» **DATA FOR THE TASK**:
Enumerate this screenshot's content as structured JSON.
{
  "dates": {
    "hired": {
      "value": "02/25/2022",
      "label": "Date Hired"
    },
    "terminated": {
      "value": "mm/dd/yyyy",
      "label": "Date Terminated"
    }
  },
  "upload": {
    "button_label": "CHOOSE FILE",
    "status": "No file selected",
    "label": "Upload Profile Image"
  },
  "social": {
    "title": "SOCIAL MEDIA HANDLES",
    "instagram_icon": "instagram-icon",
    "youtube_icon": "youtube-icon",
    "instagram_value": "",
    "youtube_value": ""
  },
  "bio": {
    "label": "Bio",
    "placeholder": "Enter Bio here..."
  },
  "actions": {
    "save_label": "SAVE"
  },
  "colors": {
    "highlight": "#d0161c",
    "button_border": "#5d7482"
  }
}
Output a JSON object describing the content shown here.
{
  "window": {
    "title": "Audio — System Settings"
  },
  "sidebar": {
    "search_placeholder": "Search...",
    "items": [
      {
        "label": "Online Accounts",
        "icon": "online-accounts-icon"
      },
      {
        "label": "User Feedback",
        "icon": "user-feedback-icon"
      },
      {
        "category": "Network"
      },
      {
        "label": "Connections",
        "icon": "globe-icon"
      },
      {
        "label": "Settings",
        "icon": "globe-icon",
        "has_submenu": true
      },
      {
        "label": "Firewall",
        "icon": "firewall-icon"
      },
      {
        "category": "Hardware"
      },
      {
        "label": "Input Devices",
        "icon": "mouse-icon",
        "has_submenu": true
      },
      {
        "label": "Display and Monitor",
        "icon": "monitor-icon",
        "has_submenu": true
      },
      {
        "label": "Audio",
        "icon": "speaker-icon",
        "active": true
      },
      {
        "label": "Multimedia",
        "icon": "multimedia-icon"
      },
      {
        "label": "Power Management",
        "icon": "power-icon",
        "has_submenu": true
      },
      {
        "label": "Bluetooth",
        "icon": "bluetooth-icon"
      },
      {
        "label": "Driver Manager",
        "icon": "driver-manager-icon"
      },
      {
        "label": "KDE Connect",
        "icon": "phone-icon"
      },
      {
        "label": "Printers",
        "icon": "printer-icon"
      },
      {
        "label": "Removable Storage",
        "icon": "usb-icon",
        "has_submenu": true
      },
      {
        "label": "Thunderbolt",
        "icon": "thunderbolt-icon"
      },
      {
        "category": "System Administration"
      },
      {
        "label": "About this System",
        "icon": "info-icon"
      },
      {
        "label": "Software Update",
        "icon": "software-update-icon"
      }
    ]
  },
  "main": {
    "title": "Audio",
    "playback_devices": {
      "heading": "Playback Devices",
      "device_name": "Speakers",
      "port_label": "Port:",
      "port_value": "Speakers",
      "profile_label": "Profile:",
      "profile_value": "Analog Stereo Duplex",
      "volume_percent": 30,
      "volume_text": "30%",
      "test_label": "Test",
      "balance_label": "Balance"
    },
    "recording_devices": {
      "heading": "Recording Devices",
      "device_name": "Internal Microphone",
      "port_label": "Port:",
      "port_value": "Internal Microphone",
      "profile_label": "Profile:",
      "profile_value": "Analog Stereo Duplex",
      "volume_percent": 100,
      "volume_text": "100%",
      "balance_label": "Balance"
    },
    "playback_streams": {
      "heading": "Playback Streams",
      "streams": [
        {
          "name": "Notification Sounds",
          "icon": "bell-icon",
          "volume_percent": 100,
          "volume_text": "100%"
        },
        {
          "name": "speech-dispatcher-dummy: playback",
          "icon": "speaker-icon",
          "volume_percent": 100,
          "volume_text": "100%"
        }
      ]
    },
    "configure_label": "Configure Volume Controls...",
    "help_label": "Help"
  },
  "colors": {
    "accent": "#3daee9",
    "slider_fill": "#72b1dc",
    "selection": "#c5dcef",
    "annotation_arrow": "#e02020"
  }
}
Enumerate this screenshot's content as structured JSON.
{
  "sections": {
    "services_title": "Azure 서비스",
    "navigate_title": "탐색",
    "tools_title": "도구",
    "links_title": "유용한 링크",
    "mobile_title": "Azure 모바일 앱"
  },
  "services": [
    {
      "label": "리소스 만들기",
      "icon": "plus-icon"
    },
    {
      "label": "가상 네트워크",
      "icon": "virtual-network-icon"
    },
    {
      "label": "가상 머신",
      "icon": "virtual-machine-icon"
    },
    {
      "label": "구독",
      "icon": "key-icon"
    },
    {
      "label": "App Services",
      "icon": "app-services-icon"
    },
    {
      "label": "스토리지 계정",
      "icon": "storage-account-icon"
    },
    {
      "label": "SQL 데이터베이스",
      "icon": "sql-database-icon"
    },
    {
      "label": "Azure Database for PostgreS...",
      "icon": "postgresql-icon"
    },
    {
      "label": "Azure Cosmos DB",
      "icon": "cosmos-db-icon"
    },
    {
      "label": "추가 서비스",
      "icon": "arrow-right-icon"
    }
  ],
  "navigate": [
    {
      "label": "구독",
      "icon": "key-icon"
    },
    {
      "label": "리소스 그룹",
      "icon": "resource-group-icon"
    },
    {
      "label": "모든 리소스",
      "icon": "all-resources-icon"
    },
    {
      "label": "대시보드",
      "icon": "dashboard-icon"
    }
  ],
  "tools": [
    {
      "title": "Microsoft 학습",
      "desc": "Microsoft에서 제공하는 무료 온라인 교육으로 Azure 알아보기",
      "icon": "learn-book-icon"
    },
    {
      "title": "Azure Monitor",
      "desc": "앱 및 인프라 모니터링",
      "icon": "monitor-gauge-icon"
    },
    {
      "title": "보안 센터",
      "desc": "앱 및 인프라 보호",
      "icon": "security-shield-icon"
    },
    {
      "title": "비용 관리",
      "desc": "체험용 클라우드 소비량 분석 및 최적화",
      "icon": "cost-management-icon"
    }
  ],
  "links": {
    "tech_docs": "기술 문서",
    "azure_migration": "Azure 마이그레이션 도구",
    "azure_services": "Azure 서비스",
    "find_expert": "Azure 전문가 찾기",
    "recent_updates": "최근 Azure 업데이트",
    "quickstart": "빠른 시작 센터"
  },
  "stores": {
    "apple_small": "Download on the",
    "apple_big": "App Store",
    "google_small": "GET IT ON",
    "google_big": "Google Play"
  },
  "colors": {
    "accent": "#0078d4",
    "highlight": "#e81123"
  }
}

» **WORK REQUIRED**:
Transcribe each record exactly. Leave nothing out.

» **RESPONSE TO THE TASK**:
Enumerate this screenshot's content as structured JSON.
{
  "dates": {
    "hired": {
      "value": "02/25/2022",
      "label": "Date Hired"
    },
    "terminated": {
      "value": "mm/dd/yyyy",
      "label": "Date Terminated"
    }
  },
  "upload": {
    "button_label": "CHOOSE FILE",
    "status": "No file selected",
    "label": "Upload Profile Image"
  },
  "social": {
    "title": "SOCIAL MEDIA HANDLES",
    "instagram_icon": "instagram-icon",
    "youtube_icon": "youtube-icon",
    "instagram_value": "",
    "youtube_value": ""
  },
  "bio": {
    "label": "Bio",
    "placeholder": "Enter Bio here..."
  },
  "actions": {
    "save_label": "SAVE"
  },
  "colors": {
    "highlight": "#d0161c",
    "button_border": "#5d7482"
  }
}
Output a JSON object describing the content shown here.
{
  "window": {
    "title": "Audio — System Settings"
  },
  "sidebar": {
    "search_placeholder": "Search...",
    "items": [
      {
        "label": "Online Accounts",
        "icon": "online-accounts-icon"
      },
      {
        "label": "User Feedback",
        "icon": "user-feedback-icon"
      },
      {
        "category": "Network"
      },
      {
        "label": "Connections",
        "icon": "globe-icon"
      },
      {
        "label": "Settings",
        "icon": "globe-icon",
        "has_submenu": true
      },
      {
        "label": "Firewall",
        "icon": "firewall-icon"
      },
      {
        "category": "Hardware"
      },
      {
        "label": "Input Devices",
        "icon": "mouse-icon",
        "has_submenu": true
      },
      {
        "label": "Display and Monitor",
        "icon": "monitor-icon",
        "has_submenu": true
      },
      {
        "label": "Audio",
        "icon": "speaker-icon",
        "active": true
      },
      {
        "label": "Multimedia",
        "icon": "multimedia-icon"
      },
      {
        "label": "Power Management",
        "icon": "power-icon",
        "has_submenu": true
      },
      {
        "label": "Bluetooth",
        "icon": "bluetooth-icon"
      },
      {
        "label": "Driver Manager",
        "icon": "driver-manager-icon"
      },
      {
        "label": "KDE Connect",
        "icon": "phone-icon"
      },
      {
        "label": "Printers",
        "icon": "printer-icon"
      },
      {
        "label": "Removable Storage",
        "icon": "usb-icon",
        "has_submenu": true
      },
      {
        "label": "Thunderbolt",
        "icon": "thunderbolt-icon"
      },
      {
        "category": "System Administration"
      },
      {
        "label": "About this System",
        "icon": "info-icon"
      },
      {
        "label": "Software Update",
        "icon": "software-update-icon"
      }
    ]
  },
  "main": {
    "title": "Audio",
    "playback_devices": {
      "heading": "Playback Devices",
      "device_name": "Speakers",
      "port_label": "Port:",
      "port_value": "Speakers",
      "profile_label": "Profile:",
      "profile_value": "Analog Stereo Duplex",
      "volume_percent": 30,
      "volume_text": "30%",
      "test_label": "Test",
      "balance_label": "Balance"
    },
    "recording_devices": {
      "heading": "Recording Devices",
      "device_name": "Internal Microphone",
      "port_label": "Port:",
      "port_value": "Internal Microphone",
      "profile_label": "Profile:",
      "profile_value": "Analog Stereo Duplex",
      "volume_percent": 100,
      "volume_text": "100%",
      "balance_label": "Balance"
    },
    "playback_streams": {
      "heading": "Playback Streams",
      "streams": [
        {
          "name": "Notification Sounds",
          "icon": "bell-icon",
          "volume_percent": 100,
          "volume_text": "100%"
        },
        {
          "name": "speech-dispatcher-dummy: playback",
          "icon": "speaker-icon",
          "volume_percent": 100,
          "volume_text": "100%"
        }
      ]
    },
    "configure_label": "Configure Volume Controls...",
    "help_label": "Help"
  },
  "colors": {
    "accent": "#3daee9",
    "slider_fill": "#72b1dc",
    "selection": "#c5dcef",
    "annotation_arrow": "#e02020"
  }
}
Enumerate this screenshot's content as structured JSON.
{
  "sections": {
    "services_title": "Azure 서비스",
    "navigate_title": "탐색",
    "tools_title": "도구",
    "links_title": "유용한 링크",
    "mobile_title": "Azure 모바일 앱"
  },
  "services": [
    {
      "label": "리소스 만들기",
      "icon": "plus-icon"
    },
    {
      "label": "가상 네트워크",
      "icon": "virtual-network-icon"
    },
    {
      "label": "가상 머신",
      "icon": "virtual-machine-icon"
    },
    {
      "label": "구독",
      "icon": "key-icon"
    },
    {
      "label": "App Services",
      "icon": "app-services-icon"
    },
    {
      "label": "스토리지 계정",
      "icon": "storage-account-icon"
    },
    {
      "label": "SQL 데이터베이스",
      "icon": "sql-database-icon"
    },
    {
      "label": "Azure Database for PostgreS...",
      "icon": "postgresql-icon"
    },
    {
      "label": "Azure Cosmos DB",
      "icon": "cosmos-db-icon"
    },
    {
      "label": "추가 서비스",
      "icon": "arrow-right-icon"
    }
  ],
  "navigate": [
    {
      "label": "구독",
      "icon": "key-icon"
    },
    {
      "label": "리소스 그룹",
      "icon": "resource-group-icon"
    },
    {
      "label": "모든 리소스",
      "icon": "all-resources-icon"
    },
    {
      "label": "대시보드",
      "icon": "dashboard-icon"
    }
  ],
  "tools": [
    {
      "title": "Microsoft 학습",
      "desc": "Microsoft에서 제공하는 무료 온라인 교육으로 Azure 알아보기",
      "icon": "learn-book-icon"
    },
    {
      "title": "Azure Monitor",
      "desc": "앱 및 인프라 모니터링",
      "icon": "monitor-gauge-icon"
    },
    {
      "title": "보안 센터",
      "desc": "앱 및 인프라 보호",
      "icon": "security-shield-icon"
    },
    {
      "title": "비용 관리",
      "desc": "체험용 클라우드 소비량 분석 및 최적화",
      "icon": "cost-management-icon"
    }
  ],
  "links": {
    "tech_docs": "기술 문서",
    "azure_migration": "Azure 마이그레이션 도구",
    "azure_services": "Azure 서비스",
    "find_expert": "Azure 전문가 찾기",
    "recent_updates": "최근 Azure 업데이트",
    "quickstart": "빠른 시작 센터"
  },
  "stores": {
    "apple_small": "Download on the",
    "apple_big": "App Store",
    "google_small": "GET IT ON",
    "google_big": "Google Play"
  },
  "colors": {
    "accent": "#0078d4",
    "highlight": "#e81123"
  }
}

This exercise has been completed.